_What is needed_
Every line of the data that contains the string "processor" must be copied.

_Data_
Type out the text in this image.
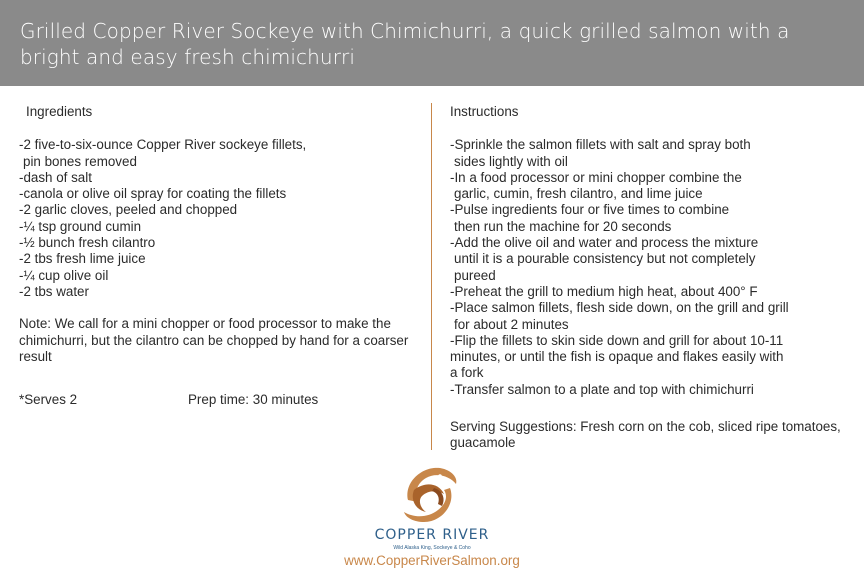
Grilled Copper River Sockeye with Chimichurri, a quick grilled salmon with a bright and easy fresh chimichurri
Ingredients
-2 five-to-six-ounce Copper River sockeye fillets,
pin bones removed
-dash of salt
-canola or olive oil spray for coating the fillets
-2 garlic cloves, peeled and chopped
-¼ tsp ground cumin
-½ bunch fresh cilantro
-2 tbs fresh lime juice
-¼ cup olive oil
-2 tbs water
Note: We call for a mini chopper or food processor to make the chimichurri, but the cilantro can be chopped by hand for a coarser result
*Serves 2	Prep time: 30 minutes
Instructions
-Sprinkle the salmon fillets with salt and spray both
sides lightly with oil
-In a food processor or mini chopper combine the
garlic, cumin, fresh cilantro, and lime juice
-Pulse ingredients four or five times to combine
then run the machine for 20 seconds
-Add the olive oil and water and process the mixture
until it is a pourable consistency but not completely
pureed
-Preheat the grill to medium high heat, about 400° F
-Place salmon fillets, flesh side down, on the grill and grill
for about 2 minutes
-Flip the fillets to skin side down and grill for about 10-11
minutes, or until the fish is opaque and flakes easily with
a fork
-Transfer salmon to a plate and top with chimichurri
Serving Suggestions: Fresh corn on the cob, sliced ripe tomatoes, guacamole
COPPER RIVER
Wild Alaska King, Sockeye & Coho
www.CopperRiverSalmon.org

---

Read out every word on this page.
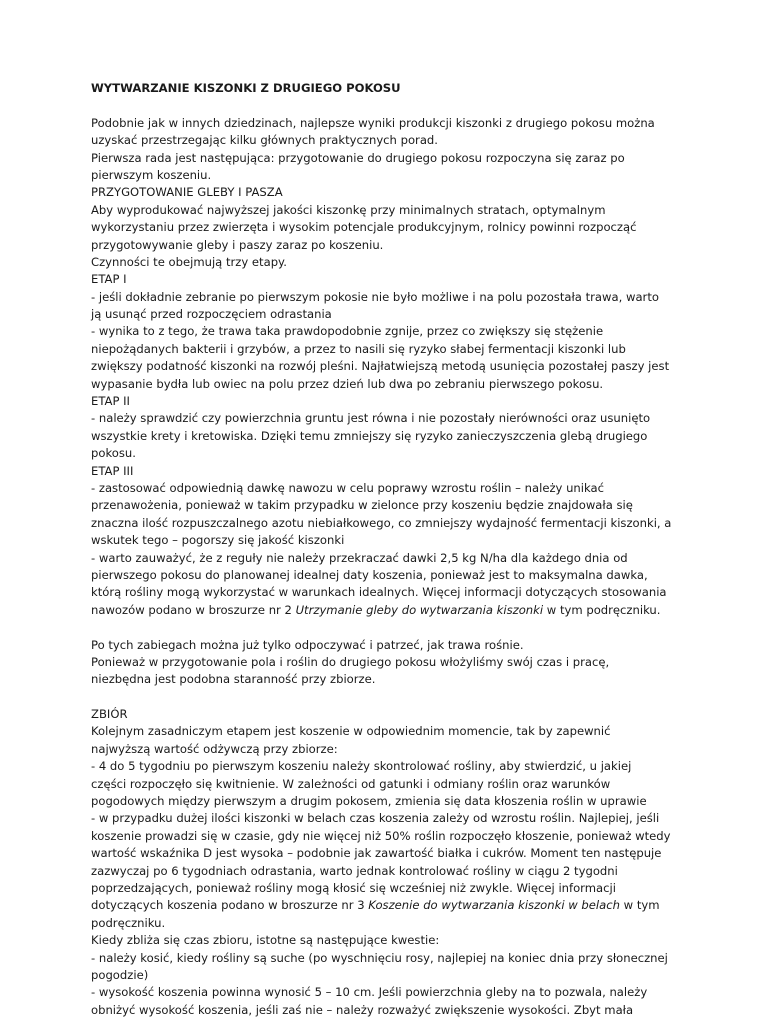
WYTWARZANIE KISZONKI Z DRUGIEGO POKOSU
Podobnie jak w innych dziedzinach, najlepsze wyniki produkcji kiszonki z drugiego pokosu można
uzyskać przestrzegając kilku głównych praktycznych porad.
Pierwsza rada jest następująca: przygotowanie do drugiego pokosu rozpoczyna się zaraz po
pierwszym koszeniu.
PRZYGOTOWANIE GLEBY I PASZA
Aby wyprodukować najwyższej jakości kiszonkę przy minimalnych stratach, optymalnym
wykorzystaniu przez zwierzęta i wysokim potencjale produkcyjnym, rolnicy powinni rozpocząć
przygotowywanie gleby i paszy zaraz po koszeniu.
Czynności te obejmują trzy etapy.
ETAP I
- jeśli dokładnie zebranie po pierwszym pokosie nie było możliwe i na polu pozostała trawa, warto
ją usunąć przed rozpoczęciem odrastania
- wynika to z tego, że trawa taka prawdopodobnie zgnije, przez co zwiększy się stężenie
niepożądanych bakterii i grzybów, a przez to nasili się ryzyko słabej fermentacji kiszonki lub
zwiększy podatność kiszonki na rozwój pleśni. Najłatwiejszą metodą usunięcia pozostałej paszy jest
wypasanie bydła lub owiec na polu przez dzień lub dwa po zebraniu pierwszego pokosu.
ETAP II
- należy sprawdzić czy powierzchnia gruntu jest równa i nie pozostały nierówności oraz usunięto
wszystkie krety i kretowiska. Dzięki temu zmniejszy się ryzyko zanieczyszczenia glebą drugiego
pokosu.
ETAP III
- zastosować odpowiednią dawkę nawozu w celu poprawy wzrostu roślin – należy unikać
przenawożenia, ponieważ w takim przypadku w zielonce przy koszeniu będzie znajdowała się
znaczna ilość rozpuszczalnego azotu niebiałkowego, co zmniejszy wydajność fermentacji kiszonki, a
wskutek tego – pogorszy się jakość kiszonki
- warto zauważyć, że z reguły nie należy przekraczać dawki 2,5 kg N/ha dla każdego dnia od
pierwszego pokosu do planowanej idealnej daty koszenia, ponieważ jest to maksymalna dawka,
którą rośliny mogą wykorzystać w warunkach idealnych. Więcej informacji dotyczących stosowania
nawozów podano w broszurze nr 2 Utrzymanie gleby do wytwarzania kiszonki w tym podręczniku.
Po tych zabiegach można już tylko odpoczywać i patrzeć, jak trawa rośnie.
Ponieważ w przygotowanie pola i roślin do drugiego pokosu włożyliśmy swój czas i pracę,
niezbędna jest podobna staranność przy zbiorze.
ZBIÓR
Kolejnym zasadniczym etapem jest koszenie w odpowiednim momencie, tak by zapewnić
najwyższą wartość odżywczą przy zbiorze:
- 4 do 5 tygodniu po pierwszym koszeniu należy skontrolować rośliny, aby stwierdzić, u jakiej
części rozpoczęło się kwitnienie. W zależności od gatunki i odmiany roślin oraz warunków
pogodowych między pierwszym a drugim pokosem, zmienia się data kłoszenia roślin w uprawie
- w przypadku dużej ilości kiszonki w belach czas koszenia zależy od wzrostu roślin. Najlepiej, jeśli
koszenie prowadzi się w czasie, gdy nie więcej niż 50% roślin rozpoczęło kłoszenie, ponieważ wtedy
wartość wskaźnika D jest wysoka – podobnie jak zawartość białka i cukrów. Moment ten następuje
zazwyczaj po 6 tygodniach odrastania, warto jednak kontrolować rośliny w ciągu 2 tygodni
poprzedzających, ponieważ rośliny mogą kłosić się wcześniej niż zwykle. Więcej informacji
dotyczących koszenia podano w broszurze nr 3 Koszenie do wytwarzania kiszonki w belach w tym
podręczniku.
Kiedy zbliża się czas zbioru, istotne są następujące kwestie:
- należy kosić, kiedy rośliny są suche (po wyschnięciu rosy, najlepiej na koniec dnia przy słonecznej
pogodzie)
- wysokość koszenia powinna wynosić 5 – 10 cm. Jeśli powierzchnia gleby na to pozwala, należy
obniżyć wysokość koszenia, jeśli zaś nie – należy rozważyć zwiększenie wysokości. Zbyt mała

...

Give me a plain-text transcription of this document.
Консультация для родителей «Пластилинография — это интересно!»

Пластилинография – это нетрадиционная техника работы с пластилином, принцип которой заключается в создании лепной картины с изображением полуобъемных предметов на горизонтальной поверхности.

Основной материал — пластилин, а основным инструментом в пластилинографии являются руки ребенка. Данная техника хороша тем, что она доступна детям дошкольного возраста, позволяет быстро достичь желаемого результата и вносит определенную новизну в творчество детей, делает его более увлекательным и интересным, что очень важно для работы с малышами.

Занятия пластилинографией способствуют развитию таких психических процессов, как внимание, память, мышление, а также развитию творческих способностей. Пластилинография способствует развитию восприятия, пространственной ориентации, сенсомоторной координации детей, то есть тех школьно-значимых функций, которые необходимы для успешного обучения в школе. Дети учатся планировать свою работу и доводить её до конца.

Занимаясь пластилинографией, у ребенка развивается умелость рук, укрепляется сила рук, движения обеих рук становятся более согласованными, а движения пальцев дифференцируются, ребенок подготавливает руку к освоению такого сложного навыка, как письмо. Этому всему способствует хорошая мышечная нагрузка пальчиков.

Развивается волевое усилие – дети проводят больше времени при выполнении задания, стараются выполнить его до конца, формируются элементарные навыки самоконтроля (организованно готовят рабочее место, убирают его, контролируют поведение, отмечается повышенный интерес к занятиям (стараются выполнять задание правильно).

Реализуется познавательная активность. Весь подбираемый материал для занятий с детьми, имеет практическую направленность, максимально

_Task result_
Note: We call for a mini chopper or food processor to make the chimichurri, but the cilantro can be chopped by hand for a coarser result
-In a food processor or mini chopper combine the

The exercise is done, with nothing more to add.